■ Supplied material
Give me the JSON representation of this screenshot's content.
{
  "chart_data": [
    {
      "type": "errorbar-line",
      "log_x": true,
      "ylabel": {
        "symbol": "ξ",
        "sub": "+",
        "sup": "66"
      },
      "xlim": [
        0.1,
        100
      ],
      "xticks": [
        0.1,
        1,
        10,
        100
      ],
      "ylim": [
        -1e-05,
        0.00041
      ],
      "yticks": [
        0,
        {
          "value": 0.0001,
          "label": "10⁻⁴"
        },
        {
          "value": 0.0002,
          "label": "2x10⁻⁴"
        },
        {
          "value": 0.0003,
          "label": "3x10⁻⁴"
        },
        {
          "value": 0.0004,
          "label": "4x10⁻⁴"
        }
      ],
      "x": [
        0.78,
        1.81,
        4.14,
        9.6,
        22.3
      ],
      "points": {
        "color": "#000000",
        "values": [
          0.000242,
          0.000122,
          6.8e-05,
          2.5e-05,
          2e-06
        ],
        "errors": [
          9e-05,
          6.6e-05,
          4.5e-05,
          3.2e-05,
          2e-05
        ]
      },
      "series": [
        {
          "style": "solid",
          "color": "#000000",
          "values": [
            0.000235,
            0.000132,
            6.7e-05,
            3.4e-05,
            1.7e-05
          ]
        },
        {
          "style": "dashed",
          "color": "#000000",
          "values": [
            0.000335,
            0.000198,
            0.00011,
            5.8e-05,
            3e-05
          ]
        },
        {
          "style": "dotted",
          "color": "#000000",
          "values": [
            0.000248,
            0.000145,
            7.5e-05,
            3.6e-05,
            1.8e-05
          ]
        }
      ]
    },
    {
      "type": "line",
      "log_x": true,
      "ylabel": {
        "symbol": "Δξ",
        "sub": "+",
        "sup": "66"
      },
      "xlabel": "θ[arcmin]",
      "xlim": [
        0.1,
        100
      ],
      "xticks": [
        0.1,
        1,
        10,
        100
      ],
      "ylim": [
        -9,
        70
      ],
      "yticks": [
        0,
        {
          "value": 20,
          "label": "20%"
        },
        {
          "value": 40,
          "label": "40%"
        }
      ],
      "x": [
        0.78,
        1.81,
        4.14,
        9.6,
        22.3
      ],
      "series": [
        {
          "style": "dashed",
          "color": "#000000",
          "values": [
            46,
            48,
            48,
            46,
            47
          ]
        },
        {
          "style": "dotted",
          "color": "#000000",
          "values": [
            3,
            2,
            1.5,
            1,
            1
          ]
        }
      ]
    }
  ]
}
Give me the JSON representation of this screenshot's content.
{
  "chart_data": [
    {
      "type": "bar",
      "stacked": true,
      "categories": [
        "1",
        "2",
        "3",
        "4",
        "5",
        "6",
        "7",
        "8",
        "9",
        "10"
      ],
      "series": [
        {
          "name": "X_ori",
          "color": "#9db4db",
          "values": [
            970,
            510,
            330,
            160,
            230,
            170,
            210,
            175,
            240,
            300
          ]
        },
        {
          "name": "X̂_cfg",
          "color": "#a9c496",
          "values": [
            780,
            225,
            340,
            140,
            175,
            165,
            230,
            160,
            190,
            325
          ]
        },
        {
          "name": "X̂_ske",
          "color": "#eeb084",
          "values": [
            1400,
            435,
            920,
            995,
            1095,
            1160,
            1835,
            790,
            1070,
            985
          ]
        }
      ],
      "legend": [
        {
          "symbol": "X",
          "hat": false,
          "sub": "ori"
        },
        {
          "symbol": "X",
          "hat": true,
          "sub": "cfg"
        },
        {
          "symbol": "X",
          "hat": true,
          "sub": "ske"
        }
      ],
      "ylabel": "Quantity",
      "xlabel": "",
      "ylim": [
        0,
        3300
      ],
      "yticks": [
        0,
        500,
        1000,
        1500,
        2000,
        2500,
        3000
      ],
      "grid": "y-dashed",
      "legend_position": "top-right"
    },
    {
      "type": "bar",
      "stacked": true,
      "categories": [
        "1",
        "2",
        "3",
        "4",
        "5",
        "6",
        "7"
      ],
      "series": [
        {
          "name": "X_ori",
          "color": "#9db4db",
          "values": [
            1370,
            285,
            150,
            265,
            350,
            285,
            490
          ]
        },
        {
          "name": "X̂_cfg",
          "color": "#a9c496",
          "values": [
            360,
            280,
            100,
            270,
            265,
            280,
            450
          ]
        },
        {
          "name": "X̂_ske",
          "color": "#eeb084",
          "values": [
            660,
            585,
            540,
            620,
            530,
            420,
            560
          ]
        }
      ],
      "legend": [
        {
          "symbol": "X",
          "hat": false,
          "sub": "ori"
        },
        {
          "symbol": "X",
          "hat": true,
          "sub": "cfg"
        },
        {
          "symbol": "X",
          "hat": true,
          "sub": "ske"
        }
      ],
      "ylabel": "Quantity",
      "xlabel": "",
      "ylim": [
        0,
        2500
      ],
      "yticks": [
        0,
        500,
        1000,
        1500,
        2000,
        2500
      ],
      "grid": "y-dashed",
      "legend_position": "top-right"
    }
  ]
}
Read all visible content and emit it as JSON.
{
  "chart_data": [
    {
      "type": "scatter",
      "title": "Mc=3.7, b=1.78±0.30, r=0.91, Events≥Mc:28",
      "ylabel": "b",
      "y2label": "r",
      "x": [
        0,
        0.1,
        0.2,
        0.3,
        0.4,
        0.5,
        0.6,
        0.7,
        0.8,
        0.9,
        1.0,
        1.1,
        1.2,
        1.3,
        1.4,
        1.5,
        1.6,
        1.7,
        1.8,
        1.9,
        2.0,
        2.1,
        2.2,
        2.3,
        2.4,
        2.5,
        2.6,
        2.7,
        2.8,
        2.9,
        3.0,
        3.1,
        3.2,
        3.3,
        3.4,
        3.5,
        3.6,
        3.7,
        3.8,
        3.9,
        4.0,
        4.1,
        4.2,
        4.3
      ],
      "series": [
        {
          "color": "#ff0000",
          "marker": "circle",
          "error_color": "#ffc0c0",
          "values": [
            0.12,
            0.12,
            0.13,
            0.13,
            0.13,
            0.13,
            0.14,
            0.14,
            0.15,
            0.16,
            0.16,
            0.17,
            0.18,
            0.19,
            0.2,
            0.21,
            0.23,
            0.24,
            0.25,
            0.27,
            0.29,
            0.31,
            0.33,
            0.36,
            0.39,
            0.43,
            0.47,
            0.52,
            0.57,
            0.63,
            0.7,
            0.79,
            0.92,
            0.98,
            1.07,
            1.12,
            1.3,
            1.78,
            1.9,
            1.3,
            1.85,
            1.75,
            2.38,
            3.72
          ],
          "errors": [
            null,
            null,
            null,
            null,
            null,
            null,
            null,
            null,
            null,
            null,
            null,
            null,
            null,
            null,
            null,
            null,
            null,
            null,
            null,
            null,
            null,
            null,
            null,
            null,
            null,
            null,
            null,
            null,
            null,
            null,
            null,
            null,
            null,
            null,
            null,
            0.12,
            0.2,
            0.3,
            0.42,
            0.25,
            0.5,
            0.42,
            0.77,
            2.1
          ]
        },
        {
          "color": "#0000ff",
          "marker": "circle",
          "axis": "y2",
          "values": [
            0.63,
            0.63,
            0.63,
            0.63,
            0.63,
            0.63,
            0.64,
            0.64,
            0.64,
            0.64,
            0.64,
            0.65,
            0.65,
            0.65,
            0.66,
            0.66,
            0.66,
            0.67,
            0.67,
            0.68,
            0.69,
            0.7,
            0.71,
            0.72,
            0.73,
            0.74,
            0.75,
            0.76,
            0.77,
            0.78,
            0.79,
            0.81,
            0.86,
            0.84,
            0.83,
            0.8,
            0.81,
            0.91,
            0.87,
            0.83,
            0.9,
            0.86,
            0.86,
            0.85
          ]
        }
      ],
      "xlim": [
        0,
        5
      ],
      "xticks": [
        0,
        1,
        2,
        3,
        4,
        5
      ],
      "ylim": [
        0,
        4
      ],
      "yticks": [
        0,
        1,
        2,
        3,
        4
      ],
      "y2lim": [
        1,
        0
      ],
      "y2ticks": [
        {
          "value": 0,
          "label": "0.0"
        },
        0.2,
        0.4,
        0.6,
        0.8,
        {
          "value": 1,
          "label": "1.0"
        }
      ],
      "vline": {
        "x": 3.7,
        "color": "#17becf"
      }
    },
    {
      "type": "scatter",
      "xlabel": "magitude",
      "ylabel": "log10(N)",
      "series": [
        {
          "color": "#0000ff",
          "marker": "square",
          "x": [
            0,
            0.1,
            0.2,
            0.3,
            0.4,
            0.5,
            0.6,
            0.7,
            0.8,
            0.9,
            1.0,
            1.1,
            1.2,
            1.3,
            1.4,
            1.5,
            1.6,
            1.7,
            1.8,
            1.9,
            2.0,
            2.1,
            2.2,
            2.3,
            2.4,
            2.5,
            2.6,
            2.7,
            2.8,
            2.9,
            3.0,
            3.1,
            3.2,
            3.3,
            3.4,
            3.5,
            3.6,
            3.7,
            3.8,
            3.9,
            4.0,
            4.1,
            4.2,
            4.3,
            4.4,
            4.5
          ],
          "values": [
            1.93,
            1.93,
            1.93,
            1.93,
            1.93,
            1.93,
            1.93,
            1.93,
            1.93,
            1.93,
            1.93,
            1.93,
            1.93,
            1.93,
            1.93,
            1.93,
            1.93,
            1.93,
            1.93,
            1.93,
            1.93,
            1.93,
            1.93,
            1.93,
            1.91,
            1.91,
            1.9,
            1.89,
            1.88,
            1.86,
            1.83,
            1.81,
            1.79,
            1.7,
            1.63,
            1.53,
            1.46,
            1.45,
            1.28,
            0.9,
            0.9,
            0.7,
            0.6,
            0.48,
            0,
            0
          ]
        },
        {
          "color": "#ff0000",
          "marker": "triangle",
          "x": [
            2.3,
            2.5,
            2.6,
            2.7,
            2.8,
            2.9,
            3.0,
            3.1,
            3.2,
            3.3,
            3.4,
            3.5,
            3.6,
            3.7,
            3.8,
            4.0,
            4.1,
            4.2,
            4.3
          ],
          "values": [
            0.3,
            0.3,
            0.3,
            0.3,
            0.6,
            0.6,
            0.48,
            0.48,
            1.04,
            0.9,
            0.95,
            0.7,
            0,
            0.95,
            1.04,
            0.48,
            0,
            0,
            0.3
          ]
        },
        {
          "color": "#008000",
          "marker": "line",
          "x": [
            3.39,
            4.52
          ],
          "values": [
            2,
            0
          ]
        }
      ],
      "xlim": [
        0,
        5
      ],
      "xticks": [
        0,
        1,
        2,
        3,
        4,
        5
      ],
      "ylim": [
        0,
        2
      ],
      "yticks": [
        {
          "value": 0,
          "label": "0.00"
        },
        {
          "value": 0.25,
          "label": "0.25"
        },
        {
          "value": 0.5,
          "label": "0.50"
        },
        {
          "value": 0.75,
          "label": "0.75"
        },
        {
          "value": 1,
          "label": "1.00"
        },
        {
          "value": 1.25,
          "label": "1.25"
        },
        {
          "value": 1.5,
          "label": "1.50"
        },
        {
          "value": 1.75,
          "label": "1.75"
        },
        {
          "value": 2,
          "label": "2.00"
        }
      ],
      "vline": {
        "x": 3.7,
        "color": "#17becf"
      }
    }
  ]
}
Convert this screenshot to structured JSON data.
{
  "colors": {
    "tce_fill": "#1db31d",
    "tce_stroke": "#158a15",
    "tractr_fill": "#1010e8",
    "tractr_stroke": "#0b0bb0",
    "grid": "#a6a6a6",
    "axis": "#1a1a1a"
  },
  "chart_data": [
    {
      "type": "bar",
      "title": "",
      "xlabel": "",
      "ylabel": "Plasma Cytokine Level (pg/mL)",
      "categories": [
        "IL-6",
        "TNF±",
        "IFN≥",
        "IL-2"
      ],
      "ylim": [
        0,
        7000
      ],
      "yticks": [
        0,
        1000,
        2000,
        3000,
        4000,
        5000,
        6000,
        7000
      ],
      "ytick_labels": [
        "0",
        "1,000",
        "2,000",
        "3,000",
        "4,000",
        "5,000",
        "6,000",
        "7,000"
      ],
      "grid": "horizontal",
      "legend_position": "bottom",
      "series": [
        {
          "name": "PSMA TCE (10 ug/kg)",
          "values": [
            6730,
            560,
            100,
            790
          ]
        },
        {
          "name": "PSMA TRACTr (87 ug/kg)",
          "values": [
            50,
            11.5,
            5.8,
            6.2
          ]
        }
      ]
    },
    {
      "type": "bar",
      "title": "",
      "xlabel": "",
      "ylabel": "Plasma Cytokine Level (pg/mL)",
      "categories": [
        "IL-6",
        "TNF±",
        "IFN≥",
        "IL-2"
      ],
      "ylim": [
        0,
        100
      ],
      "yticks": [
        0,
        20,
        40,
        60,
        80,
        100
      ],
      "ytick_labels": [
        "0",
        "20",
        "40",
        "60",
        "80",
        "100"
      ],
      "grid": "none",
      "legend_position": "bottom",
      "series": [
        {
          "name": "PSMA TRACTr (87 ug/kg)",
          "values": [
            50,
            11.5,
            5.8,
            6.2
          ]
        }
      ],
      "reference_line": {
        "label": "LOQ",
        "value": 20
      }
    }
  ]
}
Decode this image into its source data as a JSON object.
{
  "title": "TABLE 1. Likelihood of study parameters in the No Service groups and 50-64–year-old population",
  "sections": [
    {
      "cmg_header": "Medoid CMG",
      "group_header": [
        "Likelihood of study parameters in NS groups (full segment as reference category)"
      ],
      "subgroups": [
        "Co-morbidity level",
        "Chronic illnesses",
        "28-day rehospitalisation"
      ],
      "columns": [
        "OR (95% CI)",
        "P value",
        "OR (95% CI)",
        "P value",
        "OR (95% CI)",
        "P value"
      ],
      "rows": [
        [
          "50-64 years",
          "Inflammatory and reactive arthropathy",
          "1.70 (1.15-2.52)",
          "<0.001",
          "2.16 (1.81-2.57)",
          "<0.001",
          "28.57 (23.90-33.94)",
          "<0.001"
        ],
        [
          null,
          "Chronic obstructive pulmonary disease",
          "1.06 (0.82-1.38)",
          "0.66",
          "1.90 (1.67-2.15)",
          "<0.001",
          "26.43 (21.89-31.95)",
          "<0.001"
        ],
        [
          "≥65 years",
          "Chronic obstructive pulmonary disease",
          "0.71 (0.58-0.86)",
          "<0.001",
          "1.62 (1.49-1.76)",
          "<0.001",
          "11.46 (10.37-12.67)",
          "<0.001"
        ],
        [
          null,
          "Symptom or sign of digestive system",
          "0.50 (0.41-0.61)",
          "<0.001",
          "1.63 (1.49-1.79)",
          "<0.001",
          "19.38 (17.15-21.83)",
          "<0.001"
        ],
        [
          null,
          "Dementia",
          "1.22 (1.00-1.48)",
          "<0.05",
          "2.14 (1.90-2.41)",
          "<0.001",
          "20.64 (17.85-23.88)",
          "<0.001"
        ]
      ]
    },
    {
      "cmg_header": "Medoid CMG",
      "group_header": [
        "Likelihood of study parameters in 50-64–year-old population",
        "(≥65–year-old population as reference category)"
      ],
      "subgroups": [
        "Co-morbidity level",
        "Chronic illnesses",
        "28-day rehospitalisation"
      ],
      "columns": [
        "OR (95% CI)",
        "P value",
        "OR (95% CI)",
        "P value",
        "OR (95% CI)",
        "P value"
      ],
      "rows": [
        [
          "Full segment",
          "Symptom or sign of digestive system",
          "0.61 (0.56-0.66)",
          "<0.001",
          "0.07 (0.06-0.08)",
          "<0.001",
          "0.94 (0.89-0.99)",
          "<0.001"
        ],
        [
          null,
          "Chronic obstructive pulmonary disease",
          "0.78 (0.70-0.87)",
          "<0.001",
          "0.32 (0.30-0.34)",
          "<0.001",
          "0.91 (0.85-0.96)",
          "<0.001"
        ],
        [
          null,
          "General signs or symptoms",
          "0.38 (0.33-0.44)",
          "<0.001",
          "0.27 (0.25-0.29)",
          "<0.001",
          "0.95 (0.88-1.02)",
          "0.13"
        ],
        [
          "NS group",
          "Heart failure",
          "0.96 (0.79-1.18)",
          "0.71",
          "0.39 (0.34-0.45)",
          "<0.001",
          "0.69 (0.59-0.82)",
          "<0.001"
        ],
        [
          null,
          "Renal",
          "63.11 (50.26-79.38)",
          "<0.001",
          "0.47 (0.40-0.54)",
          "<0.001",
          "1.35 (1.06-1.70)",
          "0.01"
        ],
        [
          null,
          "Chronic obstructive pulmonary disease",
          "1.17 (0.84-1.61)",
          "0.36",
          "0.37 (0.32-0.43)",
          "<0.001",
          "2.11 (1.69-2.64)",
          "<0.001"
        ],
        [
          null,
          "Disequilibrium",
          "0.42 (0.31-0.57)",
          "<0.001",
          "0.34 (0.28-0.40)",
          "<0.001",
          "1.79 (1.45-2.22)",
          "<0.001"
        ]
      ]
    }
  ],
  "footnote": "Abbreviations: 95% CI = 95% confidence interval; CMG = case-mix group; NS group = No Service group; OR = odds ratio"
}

■ Exercise goal
From the data above, gather every line that includes the word "segment".

■ The reply
        "Likelihood of study parameters in NS groups (full segment as reference category)"
          "Full segment",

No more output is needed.